**Problem**:
Reproduce the material in full, unchanged.
start Rows
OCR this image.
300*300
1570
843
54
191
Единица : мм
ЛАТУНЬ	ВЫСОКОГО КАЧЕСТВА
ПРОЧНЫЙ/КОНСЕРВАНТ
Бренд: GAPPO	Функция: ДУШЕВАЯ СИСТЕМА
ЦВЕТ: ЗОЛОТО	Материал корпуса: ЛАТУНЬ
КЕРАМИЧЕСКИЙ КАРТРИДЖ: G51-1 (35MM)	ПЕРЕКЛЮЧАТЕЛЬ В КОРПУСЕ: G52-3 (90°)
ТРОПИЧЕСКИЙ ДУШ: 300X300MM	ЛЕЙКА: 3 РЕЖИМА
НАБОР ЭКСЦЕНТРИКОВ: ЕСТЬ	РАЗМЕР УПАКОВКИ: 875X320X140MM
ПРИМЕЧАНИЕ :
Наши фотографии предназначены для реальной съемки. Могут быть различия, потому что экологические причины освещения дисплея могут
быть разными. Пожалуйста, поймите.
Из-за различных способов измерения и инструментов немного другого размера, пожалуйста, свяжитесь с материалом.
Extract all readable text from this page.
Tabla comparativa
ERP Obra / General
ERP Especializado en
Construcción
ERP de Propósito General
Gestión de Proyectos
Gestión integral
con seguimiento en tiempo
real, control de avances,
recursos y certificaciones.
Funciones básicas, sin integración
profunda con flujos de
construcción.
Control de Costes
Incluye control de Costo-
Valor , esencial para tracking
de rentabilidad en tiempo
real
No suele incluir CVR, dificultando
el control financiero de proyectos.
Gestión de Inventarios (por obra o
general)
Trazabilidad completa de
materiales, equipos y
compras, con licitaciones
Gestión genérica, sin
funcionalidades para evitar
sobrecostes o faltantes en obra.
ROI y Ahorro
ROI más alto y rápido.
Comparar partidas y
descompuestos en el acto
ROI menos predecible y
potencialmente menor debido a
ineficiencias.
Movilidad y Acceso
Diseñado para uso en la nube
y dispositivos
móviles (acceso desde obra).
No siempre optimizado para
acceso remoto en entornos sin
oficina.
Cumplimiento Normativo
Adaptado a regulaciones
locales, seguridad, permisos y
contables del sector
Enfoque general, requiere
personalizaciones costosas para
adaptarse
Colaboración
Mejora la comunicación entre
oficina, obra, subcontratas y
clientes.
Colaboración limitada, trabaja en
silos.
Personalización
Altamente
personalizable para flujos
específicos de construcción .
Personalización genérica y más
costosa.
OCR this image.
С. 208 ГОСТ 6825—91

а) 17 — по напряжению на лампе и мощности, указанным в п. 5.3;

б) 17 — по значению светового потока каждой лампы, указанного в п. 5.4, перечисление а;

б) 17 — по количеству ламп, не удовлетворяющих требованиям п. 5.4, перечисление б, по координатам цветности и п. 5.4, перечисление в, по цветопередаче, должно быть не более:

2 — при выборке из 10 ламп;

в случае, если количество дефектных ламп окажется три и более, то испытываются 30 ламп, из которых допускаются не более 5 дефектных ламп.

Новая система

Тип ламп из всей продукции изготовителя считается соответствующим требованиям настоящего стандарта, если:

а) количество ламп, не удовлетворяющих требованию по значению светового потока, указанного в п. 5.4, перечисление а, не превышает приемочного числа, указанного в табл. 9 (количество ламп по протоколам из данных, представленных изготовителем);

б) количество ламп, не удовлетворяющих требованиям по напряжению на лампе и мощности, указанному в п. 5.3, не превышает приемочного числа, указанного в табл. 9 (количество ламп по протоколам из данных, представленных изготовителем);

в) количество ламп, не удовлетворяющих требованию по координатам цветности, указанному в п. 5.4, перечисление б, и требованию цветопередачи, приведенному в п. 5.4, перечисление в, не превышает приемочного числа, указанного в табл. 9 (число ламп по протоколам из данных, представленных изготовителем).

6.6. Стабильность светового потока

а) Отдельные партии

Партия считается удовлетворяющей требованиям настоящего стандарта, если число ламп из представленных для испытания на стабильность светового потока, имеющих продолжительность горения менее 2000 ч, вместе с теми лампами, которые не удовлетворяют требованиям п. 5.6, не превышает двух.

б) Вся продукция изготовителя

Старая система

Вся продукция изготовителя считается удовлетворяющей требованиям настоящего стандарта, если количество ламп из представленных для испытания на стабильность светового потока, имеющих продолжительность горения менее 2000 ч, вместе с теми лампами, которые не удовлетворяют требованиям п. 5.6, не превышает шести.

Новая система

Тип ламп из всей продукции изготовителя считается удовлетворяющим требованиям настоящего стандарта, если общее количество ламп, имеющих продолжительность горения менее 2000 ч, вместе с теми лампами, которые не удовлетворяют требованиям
end Rows
**Response to the task**:
OCR this image.
300*300
1570
843
54
191
Единица : мм
ЛАТУНЬ	ВЫСОКОГО КАЧЕСТВА
ПРОЧНЫЙ/КОНСЕРВАНТ
Бренд: GAPPO	Функция: ДУШЕВАЯ СИСТЕМА
ЦВЕТ: ЗОЛОТО	Материал корпуса: ЛАТУНЬ
КЕРАМИЧЕСКИЙ КАРТРИДЖ: G51-1 (35MM)	ПЕРЕКЛЮЧАТЕЛЬ В КОРПУСЕ: G52-3 (90°)
ТРОПИЧЕСКИЙ ДУШ: 300X300MM	ЛЕЙКА: 3 РЕЖИМА
НАБОР ЭКСЦЕНТРИКОВ: ЕСТЬ	РАЗМЕР УПАКОВКИ: 875X320X140MM
ПРИМЕЧАНИЕ :
Наши фотографии предназначены для реальной съемки. Могут быть различия, потому что экологические причины освещения дисплея могут
быть разными. Пожалуйста, поймите.
Из-за различных способов измерения и инструментов немного другого размера, пожалуйста, свяжитесь с материалом.
Extract all readable text from this page.
Tabla comparativa
ERP Obra / General
ERP Especializado en
Construcción
ERP de Propósito General
Gestión de Proyectos
Gestión integral
con seguimiento en tiempo
real, control de avances,
recursos y certificaciones.
Funciones básicas, sin integración
profunda con flujos de
construcción.
Control de Costes
Incluye control de Costo-
Valor , esencial para tracking
de rentabilidad en tiempo
real
No suele incluir CVR, dificultando
el control financiero de proyectos.
Gestión de Inventarios (por obra o
general)
Trazabilidad completa de
materiales, equipos y
compras, con licitaciones
Gestión genérica, sin
funcionalidades para evitar
sobrecostes o faltantes en obra.
ROI y Ahorro
ROI más alto y rápido.
Comparar partidas y
descompuestos en el acto
ROI menos predecible y
potencialmente menor debido a
ineficiencias.
Movilidad y Acceso
Diseñado para uso en la nube
y dispositivos
móviles (acceso desde obra).
No siempre optimizado para
acceso remoto en entornos sin
oficina.
Cumplimiento Normativo
Adaptado a regulaciones
locales, seguridad, permisos y
contables del sector
Enfoque general, requiere
personalizaciones costosas para
adaptarse
Colaboración
Mejora la comunicación entre
oficina, obra, subcontratas y
clientes.
Colaboración limitada, trabaja en
silos.
Personalización
Altamente
personalizable para flujos
específicos de construcción .
Personalización genérica y más
costosa.
OCR this image.
С. 208 ГОСТ 6825—91

а) 17 — по напряжению на лампе и мощности, указанным в п. 5.3;

б) 17 — по значению светового потока каждой лампы, указанного в п. 5.4, перечисление а;

б) 17 — по количеству ламп, не удовлетворяющих требованиям п. 5.4, перечисление б, по координатам цветности и п. 5.4, перечисление в, по цветопередаче, должно быть не более:

2 — при выборке из 10 ламп;

в случае, если количество дефектных ламп окажется три и более, то испытываются 30 ламп, из которых допускаются не более 5 дефектных ламп.

Новая система

Тип ламп из всей продукции изготовителя считается соответствующим требованиям настоящего стандарта, если:

а) количество ламп, не удовлетворяющих требованию по значению светового потока, указанного в п. 5.4, перечисление а, не превышает приемочного числа, указанного в табл. 9 (количество ламп по протоколам из данных, представленных изготовителем);

б) количество ламп, не удовлетворяющих требованиям по напряжению на лампе и мощности, указанному в п. 5.3, не превышает приемочного числа, указанного в табл. 9 (количество ламп по протоколам из данных, представленных изготовителем);

в) количество ламп, не удовлетворяющих требованию по координатам цветности, указанному в п. 5.4, перечисление б, и требованию цветопередачи, приведенному в п. 5.4, перечисление в, не превышает приемочного числа, указанного в табл. 9 (число ламп по протоколам из данных, представленных изготовителем).

6.6. Стабильность светового потока

а) Отдельные партии

Партия считается удовлетворяющей требованиям настоящего стандарта, если число ламп из представленных для испытания на стабильность светового потока, имеющих продолжительность горения менее 2000 ч, вместе с теми лампами, которые не удовлетворяют требованиям п. 5.6, не превышает двух.

б) Вся продукция изготовителя

Старая система

Вся продукция изготовителя считается удовлетворяющей требованиям настоящего стандарта, если количество ламп из представленных для испытания на стабильность светового потока, имеющих продолжительность горения менее 2000 ч, вместе с теми лампами, которые не удовлетворяют требованиям п. 5.6, не превышает шести.

Новая система

Тип ламп из всей продукции изготовителя считается удовлетворяющим требованиям настоящего стандарта, если общее количество ламп, имеющих продолжительность горения менее 2000 ч, вместе с теми лампами, которые не удовлетворяют требованиям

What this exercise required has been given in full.